### WRITTEN EXERCISE
From the start of the material through the line containing "y-tick-label: 20,267 [637,253,672,264]", inclusive, change every "separator" to "splitter" and leave everything else unchanged.

### Labeled box records
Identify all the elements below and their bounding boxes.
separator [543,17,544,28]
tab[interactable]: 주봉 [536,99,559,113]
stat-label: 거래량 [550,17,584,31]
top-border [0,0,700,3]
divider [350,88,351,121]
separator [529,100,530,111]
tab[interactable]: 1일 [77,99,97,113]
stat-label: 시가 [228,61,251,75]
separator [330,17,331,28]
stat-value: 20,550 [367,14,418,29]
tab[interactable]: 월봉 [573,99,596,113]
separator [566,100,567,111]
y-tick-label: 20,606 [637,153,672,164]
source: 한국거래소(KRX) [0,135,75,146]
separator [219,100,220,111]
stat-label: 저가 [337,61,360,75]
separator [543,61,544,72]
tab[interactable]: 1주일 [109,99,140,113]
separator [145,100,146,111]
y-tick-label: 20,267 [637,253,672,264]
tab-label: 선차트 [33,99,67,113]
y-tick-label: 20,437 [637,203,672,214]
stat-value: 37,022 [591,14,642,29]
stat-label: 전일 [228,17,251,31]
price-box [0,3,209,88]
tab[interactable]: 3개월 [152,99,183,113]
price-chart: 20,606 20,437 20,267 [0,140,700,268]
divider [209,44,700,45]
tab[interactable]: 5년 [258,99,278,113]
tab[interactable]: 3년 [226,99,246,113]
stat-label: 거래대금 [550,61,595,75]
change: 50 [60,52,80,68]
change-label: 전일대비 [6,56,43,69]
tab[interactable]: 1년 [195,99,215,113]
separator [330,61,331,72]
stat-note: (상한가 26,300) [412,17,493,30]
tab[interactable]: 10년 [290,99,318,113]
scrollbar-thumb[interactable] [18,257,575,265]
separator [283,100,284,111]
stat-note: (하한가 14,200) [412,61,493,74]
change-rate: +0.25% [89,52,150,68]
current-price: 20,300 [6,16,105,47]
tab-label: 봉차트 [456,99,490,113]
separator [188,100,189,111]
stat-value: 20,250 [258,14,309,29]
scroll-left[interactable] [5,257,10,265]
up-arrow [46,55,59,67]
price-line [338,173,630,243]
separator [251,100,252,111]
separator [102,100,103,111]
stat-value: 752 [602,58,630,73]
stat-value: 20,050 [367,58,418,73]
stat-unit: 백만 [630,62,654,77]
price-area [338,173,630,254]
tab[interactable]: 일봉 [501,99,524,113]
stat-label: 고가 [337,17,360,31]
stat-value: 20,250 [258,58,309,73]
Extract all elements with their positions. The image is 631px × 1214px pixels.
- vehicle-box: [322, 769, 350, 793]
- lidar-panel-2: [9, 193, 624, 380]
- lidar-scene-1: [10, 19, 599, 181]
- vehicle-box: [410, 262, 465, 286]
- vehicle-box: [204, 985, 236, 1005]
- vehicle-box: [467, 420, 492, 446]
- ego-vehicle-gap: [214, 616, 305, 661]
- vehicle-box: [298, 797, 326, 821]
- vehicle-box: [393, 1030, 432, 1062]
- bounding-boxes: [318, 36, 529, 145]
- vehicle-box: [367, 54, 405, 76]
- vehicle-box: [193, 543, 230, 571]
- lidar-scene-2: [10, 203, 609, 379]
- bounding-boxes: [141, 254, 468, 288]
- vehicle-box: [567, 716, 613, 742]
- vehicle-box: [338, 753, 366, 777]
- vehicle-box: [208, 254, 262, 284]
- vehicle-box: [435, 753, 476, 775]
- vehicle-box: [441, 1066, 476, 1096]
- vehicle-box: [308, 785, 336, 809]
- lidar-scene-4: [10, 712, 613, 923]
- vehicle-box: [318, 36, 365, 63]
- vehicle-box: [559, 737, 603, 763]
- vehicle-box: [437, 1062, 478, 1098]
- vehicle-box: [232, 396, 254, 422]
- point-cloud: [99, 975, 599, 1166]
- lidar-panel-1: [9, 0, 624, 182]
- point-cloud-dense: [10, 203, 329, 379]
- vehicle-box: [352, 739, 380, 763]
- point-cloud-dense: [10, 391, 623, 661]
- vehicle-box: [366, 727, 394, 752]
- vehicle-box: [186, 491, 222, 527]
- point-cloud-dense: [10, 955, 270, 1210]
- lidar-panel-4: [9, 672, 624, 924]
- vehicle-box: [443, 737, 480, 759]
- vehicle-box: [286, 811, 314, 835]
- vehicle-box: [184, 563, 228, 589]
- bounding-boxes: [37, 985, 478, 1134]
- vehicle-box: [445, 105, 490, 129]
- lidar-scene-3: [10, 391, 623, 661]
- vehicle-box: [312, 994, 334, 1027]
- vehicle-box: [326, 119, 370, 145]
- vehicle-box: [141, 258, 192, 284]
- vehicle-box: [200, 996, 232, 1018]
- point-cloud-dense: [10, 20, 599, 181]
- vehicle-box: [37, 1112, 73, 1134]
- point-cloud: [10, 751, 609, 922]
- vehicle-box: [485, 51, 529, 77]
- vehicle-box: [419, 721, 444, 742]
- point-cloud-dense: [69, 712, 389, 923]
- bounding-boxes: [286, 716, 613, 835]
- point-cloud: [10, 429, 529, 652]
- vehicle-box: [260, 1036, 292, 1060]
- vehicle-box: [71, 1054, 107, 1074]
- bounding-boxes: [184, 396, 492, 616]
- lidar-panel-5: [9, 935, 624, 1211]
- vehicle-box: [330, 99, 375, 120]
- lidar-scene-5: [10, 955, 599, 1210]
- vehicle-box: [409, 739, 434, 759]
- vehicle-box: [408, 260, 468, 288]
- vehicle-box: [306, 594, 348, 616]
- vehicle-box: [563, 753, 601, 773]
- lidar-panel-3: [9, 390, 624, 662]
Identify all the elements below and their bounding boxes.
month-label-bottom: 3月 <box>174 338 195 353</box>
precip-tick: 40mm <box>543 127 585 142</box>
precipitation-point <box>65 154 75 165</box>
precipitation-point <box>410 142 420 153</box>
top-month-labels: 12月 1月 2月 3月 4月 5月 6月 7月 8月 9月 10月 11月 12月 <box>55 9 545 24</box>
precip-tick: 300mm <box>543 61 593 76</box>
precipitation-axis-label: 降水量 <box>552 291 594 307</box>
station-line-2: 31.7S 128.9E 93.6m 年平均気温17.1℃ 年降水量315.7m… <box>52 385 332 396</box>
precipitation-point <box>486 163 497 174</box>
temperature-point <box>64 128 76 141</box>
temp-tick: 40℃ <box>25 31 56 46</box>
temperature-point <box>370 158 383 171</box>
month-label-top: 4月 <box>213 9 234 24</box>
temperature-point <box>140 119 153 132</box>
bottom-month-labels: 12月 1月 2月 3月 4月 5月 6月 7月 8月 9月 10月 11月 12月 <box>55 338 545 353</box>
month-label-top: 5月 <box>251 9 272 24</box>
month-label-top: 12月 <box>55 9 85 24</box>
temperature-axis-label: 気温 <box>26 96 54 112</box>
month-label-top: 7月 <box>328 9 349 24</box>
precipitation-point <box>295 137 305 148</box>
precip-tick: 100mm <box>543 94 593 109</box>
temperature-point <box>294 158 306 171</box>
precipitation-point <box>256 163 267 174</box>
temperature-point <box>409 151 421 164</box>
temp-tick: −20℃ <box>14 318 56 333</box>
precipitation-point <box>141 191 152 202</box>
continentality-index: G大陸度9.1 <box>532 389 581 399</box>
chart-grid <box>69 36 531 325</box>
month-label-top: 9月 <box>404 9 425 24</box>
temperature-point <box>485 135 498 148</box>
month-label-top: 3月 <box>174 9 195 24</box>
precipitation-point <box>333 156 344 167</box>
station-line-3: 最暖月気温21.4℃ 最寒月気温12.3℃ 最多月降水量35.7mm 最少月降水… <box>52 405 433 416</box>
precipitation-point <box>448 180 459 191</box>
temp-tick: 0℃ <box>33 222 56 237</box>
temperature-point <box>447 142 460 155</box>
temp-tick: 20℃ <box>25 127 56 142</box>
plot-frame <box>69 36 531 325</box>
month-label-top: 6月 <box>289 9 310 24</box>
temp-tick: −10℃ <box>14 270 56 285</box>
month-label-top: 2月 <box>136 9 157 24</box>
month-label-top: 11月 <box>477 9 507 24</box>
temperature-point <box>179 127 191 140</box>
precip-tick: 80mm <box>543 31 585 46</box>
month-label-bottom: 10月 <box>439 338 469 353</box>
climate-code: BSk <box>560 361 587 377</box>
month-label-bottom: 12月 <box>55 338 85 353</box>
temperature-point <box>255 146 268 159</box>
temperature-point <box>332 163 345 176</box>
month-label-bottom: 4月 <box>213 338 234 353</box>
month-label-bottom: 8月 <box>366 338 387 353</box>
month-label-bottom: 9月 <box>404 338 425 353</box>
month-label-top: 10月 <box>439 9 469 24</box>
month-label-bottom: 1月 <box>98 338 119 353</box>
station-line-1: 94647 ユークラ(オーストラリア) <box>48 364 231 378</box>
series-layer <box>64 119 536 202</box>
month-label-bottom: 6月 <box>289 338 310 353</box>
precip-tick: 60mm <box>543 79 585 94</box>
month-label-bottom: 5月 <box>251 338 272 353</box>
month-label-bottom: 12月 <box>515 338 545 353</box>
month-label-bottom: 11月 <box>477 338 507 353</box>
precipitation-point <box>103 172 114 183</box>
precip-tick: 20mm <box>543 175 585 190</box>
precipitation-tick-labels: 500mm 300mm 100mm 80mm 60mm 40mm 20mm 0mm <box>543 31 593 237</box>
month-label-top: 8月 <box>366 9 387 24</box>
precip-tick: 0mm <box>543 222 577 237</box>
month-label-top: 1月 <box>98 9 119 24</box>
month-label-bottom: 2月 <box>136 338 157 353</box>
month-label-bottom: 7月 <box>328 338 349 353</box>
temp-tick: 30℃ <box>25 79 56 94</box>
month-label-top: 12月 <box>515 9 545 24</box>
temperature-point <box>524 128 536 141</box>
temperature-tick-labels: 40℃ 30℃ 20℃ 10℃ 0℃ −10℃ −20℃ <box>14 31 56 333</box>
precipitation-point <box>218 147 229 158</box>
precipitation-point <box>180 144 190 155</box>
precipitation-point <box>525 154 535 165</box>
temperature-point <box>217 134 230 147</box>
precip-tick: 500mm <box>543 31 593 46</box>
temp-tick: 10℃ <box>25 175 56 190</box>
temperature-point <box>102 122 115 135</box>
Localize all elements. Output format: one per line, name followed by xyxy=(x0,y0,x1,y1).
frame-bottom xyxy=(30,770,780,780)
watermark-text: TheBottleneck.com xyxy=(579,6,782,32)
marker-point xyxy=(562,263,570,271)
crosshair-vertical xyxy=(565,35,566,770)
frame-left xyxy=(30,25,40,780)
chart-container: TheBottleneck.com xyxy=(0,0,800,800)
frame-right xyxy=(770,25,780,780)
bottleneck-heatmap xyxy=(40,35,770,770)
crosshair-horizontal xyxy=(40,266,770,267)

### EXERCISE SOLUTION
Identify all the elements below and their bounding boxes.
splitter [543,17,544,28]
tab[interactable]: 주봉 [536,99,559,113]
stat-label: 거래량 [550,17,584,31]
top-border [0,0,700,3]
divider [350,88,351,121]
splitter [529,100,530,111]
tab[interactable]: 1일 [77,99,97,113]
stat-label: 시가 [228,61,251,75]
splitter [330,17,331,28]
stat-value: 20,550 [367,14,418,29]
tab[interactable]: 월봉 [573,99,596,113]
splitter [566,100,567,111]
y-tick-label: 20,606 [637,153,672,164]
source: 한국거래소(KRX) [0,135,75,146]
splitter [219,100,220,111]
stat-label: 저가 [337,61,360,75]
splitter [543,61,544,72]
tab[interactable]: 1주일 [109,99,140,113]
splitter [145,100,146,111]
y-tick-label: 20,267 [637,253,672,264]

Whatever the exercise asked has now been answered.